Information supplied: Begin

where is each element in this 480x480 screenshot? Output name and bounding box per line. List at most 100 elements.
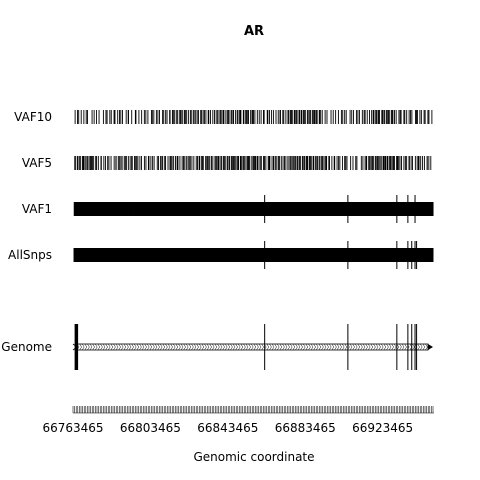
strand-chevron (170, 343, 173, 351)
strand-chevron (180, 343, 184, 351)
strand-chevron (126, 343, 129, 351)
strand-chevron (115, 343, 119, 351)
strand-chevron (344, 343, 348, 351)
strand-chevron (386, 343, 389, 351)
chart-title: AR (244, 24, 264, 39)
strand-chevron (232, 343, 236, 351)
track-label: AllSnps (8, 248, 52, 262)
track-label: VAF5 (22, 156, 52, 170)
strand-chevron (162, 343, 166, 351)
strand-chevron (201, 343, 205, 351)
x-tick-label: 66923465 (352, 421, 413, 435)
strand-chevron (193, 343, 197, 351)
strand-chevron (404, 343, 407, 351)
strand-chevron (419, 343, 423, 351)
strand-chevron (339, 343, 342, 351)
strand-chevron (274, 343, 277, 351)
strand-chevron (362, 343, 366, 351)
strand-chevron (287, 343, 290, 351)
track-vaf10: VAF10 (14, 110, 433, 124)
track-allsnps: AllSnps (8, 241, 434, 269)
strand-chevron (97, 343, 101, 351)
strand-chevron (144, 343, 147, 351)
strand-chevron (391, 343, 394, 351)
strand-chevron (107, 343, 111, 351)
strand-chevron (146, 343, 150, 351)
strand-chevron (367, 343, 371, 351)
x-tick-label: 66883465 (275, 421, 336, 435)
strand-chevron (152, 343, 155, 351)
strand-chevron (365, 343, 368, 351)
strand-chevron (172, 343, 176, 351)
strand-chevron (243, 343, 246, 351)
strand-chevron (315, 343, 319, 351)
strand-chevron (323, 343, 327, 351)
strand-chevron (100, 343, 103, 351)
strand-chevron (425, 343, 428, 351)
strand-chevron (308, 343, 311, 351)
x-axis-label: Genomic coordinate (193, 450, 314, 464)
strand-chevron (105, 343, 108, 351)
strand-chevron (165, 343, 168, 351)
strand-chevron (256, 343, 259, 351)
strand-chevron (388, 343, 392, 351)
strand-chevron (292, 343, 296, 351)
strand-chevron (102, 343, 106, 351)
strand-chevron (196, 343, 199, 351)
strand-chevron (383, 343, 387, 351)
strand-chevron (240, 343, 244, 351)
strand-chevron (128, 343, 132, 351)
strand-chevron (248, 343, 251, 351)
strand-chevron (133, 343, 137, 351)
strand-chevron (331, 343, 335, 351)
strand-chevron (237, 343, 241, 351)
strand-chevron (258, 343, 262, 351)
strand-chevron (360, 343, 363, 351)
strand-chevron (113, 343, 116, 351)
strand-chevron (92, 343, 95, 351)
strand-chevron (235, 343, 238, 351)
strand-chevron (118, 343, 121, 351)
strand-chevron (89, 343, 93, 351)
strand-chevron (245, 343, 249, 351)
x-tick-label: 66803465 (120, 421, 181, 435)
strand-chevron (373, 343, 376, 351)
strand-chevron (214, 343, 218, 351)
strand-chevron (334, 343, 337, 351)
strand-chevron (188, 343, 192, 351)
strand-chevron (305, 343, 309, 351)
strand-chevron (204, 343, 207, 351)
strand-chevron (230, 343, 233, 351)
strand-chevron (318, 343, 322, 351)
strand-chevron (399, 343, 402, 351)
strand-chevron (269, 343, 272, 351)
track-vaf1: VAF1 (22, 195, 434, 223)
strand-chevron (266, 343, 270, 351)
strand-chevron (154, 343, 158, 351)
track-label: VAF1 (22, 202, 52, 216)
strand-chevron (271, 343, 275, 351)
strand-chevron (297, 343, 301, 351)
strand-chevron (302, 343, 306, 351)
strand-chevron (300, 343, 303, 351)
strand-chevron (211, 343, 215, 351)
strand-chevron (289, 343, 293, 351)
strand-chevron (349, 343, 353, 351)
strand-chevron (175, 343, 179, 351)
strand-chevron (295, 343, 298, 351)
track-label: VAF10 (14, 110, 52, 124)
strand-chevron (422, 343, 426, 351)
strand-chevron (87, 343, 90, 351)
strand-chevron (341, 343, 345, 351)
gene-arrow-head (428, 344, 433, 350)
strand-chevron (279, 343, 283, 351)
x-tick-label: 66763465 (42, 421, 103, 435)
strand-chevron (198, 343, 202, 351)
strand-chevron (326, 343, 329, 351)
strand-chevron (378, 343, 381, 351)
strand-chevron (393, 343, 397, 351)
strand-chevron (261, 343, 264, 351)
strand-chevron (396, 343, 400, 351)
strand-chevron (159, 343, 163, 351)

Information supplied: End

Go through the listing, find each line with the word "AllSnps", and copy it.

track-label: AllSnps (8, 248, 52, 262)
track-allsnps: AllSnps (8, 241, 434, 269)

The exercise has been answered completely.